Exercise prompt »
Copy every line of the data that contains the string "предусмотренных".

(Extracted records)
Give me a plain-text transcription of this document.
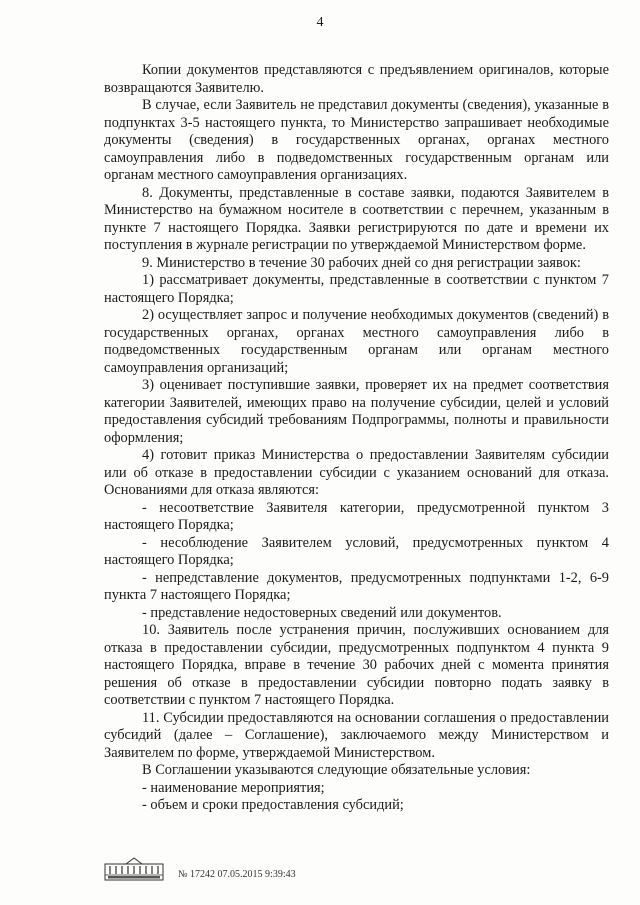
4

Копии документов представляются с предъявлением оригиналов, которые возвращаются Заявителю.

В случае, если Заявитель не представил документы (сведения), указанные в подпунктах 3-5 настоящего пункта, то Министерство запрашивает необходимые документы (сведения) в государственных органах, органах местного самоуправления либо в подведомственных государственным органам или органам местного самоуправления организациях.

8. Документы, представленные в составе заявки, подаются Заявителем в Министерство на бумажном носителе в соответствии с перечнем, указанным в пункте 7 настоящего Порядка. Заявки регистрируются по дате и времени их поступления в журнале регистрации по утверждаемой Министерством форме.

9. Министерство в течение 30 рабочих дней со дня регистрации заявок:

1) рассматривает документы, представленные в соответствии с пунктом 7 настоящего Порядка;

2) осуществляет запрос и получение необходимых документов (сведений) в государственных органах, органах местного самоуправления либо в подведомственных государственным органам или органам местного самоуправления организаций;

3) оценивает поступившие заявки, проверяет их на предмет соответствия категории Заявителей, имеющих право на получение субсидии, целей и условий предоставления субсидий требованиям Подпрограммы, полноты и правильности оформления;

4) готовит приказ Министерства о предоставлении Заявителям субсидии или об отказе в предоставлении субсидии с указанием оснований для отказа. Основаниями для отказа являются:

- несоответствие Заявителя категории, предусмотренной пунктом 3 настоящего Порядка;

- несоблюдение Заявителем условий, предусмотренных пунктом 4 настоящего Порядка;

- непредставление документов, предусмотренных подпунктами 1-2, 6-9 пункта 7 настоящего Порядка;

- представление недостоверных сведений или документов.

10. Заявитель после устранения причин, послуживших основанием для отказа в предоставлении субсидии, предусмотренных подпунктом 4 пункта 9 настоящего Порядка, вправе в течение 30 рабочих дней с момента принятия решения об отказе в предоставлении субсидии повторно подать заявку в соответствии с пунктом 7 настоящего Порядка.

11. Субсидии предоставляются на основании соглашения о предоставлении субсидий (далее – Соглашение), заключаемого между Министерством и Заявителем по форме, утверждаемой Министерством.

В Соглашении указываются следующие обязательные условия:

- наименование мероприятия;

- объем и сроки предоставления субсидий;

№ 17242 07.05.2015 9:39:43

---

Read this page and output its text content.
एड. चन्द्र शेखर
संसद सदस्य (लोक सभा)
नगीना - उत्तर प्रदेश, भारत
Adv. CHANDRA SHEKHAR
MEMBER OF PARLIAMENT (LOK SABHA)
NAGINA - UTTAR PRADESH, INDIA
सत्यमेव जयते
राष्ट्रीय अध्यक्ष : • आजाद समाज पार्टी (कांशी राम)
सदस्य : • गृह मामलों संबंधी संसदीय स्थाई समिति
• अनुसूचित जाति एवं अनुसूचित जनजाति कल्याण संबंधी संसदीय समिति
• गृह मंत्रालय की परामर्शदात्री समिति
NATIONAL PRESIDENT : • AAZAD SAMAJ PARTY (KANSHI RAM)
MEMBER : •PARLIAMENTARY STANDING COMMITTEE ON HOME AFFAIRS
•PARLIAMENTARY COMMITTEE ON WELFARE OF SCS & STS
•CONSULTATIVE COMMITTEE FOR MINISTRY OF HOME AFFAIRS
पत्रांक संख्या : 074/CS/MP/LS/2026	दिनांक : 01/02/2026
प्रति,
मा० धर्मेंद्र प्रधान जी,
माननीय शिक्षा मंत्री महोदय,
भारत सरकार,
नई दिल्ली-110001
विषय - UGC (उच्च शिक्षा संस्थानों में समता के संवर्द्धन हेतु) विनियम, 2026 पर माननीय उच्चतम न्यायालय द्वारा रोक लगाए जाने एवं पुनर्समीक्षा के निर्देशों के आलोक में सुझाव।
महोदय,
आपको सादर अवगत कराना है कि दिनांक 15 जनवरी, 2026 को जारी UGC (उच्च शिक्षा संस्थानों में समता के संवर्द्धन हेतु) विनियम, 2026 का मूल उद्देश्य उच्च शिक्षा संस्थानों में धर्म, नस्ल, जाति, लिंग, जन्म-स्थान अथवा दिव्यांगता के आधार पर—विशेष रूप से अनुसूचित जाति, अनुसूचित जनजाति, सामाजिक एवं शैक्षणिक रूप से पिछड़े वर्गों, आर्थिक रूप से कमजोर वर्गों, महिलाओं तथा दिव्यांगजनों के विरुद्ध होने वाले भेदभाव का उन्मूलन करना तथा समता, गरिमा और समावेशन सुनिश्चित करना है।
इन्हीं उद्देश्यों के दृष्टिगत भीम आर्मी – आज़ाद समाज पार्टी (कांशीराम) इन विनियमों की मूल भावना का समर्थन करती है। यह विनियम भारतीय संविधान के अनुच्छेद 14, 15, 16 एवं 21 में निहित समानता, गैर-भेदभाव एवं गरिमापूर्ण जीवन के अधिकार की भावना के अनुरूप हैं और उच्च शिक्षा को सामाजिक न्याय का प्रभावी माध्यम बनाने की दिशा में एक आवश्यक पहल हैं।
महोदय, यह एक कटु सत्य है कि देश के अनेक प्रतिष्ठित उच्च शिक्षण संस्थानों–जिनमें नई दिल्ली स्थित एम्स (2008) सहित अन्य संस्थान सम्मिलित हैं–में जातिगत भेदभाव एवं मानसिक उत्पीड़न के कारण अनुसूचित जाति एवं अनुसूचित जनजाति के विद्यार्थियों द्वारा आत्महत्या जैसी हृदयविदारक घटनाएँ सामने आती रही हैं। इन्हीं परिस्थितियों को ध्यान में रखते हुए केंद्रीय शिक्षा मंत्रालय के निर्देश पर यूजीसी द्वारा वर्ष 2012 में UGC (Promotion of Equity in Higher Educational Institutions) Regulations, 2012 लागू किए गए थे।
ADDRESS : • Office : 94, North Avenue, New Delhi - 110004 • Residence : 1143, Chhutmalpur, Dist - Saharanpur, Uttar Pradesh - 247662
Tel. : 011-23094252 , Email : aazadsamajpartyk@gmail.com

Final result »
- несоблюдение Заявителем условий, предусмотренных пунктом 4 настоящего Порядка;
- непредставление документов, предусмотренных подпунктами 1-2, 6-9 пункта 7 настоящего Порядка;
10. Заявитель после устранения причин, послуживших основанием для отказа в предоставлении субсидии, предусмотренных подпунктом 4 пункта 9 настоящего Порядка, вправе в течение 30 рабочих дней с момента принятия решения об отказе в предоставлении субсидии повторно подать заявку в соответствии с пунктом 7 настоящего Порядка.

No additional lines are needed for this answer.